#### Given data
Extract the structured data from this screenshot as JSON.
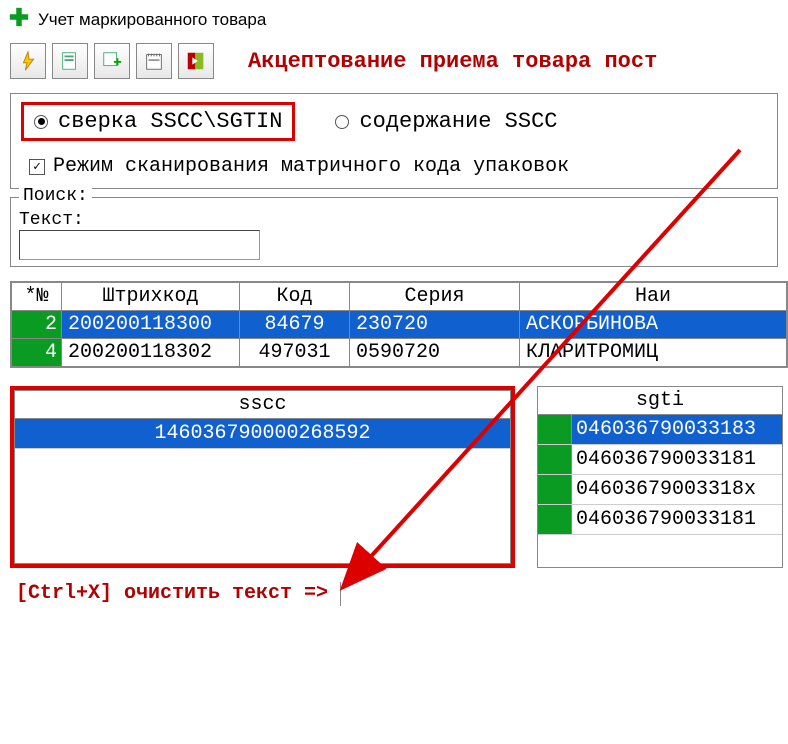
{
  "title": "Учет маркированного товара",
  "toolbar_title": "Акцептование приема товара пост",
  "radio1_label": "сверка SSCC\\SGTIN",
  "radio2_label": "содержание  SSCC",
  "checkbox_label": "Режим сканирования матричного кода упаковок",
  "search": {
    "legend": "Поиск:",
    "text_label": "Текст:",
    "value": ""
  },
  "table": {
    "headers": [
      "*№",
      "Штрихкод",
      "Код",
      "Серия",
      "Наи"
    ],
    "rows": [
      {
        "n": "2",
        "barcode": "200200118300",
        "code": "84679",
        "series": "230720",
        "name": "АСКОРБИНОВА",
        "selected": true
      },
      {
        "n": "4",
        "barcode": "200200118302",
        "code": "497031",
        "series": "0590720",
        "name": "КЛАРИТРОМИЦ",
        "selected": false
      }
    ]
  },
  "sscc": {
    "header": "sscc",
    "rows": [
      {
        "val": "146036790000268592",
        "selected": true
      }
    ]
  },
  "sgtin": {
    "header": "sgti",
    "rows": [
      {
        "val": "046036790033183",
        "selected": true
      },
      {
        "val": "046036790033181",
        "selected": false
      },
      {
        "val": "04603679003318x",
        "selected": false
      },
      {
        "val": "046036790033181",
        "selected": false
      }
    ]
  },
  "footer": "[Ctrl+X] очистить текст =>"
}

#### What you are asked to do
All the records above need to be given again word for word. Skip the pictures.

#### Answer to this problem
Extract the structured data from this screenshot as JSON.
{
  "title": "Учет маркированного товара",
  "toolbar_title": "Акцептование приема товара пост",
  "radio1_label": "сверка SSCC\\SGTIN",
  "radio2_label": "содержание  SSCC",
  "checkbox_label": "Режим сканирования матричного кода упаковок",
  "search": {
    "legend": "Поиск:",
    "text_label": "Текст:",
    "value": ""
  },
  "table": {
    "headers": [
      "*№",
      "Штрихкод",
      "Код",
      "Серия",
      "Наи"
    ],
    "rows": [
      {
        "n": "2",
        "barcode": "200200118300",
        "code": "84679",
        "series": "230720",
        "name": "АСКОРБИНОВА",
        "selected": true
      },
      {
        "n": "4",
        "barcode": "200200118302",
        "code": "497031",
        "series": "0590720",
        "name": "КЛАРИТРОМИЦ",
        "selected": false
      }
    ]
  },
  "sscc": {
    "header": "sscc",
    "rows": [
      {
        "val": "146036790000268592",
        "selected": true
      }
    ]
  },
  "sgtin": {
    "header": "sgti",
    "rows": [
      {
        "val": "046036790033183",
        "selected": true
      },
      {
        "val": "046036790033181",
        "selected": false
      },
      {
        "val": "04603679003318x",
        "selected": false
      },
      {
        "val": "046036790033181",
        "selected": false
      }
    ]
  },
  "footer": "[Ctrl+X] очистить текст =>"
}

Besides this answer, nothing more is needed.